[Dataset records]
--- begin ---

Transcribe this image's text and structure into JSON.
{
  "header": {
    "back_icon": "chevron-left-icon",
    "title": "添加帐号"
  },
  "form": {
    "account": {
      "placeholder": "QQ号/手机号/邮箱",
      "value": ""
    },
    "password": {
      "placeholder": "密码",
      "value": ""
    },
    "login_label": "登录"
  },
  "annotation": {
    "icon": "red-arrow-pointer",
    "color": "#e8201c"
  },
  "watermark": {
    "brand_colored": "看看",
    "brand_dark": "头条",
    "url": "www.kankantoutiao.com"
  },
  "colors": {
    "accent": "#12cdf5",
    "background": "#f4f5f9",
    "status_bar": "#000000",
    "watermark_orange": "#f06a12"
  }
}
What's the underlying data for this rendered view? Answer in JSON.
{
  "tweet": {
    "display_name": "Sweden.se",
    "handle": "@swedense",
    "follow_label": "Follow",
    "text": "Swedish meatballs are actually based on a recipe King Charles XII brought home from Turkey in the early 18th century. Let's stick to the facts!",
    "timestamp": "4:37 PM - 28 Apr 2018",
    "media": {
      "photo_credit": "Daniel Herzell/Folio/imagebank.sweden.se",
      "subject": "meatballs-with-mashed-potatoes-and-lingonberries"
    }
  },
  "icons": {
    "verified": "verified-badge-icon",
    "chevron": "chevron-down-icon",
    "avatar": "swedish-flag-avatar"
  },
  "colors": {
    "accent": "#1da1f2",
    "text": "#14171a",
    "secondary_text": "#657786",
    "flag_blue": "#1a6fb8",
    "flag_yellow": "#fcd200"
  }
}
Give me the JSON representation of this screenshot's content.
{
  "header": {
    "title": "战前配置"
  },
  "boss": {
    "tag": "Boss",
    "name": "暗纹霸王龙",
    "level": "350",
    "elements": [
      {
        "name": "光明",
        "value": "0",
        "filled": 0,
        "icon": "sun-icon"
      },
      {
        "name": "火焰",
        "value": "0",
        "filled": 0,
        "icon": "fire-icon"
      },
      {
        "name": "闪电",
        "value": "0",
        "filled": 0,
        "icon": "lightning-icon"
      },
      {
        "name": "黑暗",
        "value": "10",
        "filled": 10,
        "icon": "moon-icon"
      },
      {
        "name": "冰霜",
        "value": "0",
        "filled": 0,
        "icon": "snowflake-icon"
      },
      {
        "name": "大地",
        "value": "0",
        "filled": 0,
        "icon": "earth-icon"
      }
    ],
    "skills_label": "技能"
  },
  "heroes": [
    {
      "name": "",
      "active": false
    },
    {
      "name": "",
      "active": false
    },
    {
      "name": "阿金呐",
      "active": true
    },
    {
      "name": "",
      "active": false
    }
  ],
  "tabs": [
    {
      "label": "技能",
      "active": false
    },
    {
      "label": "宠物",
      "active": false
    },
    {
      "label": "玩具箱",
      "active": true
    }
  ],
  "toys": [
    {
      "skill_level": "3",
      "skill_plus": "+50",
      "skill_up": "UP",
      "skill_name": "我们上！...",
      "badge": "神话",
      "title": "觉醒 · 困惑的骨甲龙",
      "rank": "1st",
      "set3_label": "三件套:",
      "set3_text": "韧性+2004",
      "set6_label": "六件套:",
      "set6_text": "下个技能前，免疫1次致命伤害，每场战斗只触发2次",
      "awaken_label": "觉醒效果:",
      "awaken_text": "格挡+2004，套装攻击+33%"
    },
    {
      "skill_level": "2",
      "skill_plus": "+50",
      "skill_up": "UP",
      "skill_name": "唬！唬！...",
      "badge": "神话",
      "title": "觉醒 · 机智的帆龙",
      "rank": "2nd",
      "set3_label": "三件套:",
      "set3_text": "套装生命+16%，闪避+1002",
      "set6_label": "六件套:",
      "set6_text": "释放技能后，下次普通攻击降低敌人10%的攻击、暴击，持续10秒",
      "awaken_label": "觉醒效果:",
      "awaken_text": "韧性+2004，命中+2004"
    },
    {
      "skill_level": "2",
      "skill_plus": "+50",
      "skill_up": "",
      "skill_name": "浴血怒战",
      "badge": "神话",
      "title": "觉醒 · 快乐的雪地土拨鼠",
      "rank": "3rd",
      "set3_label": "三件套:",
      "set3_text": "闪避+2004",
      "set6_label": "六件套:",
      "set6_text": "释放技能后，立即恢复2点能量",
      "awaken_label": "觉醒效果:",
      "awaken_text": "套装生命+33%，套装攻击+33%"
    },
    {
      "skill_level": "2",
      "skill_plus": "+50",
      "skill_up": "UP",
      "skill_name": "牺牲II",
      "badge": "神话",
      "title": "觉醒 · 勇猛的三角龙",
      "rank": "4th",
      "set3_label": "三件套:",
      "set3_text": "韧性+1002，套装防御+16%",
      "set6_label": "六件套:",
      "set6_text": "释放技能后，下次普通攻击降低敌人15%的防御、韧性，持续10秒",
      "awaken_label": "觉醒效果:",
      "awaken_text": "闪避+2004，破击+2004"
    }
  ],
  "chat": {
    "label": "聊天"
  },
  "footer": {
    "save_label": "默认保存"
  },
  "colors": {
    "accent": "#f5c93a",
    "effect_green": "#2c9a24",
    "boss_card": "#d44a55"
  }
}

--- end ---

--- Request ---
Copy each line that holds the word "套装生命".

--- Task result ---
      "set3_text": "套装生命+16%，闪避+1002",
      "awaken_text": "套装生命+33%，套装攻击+33%"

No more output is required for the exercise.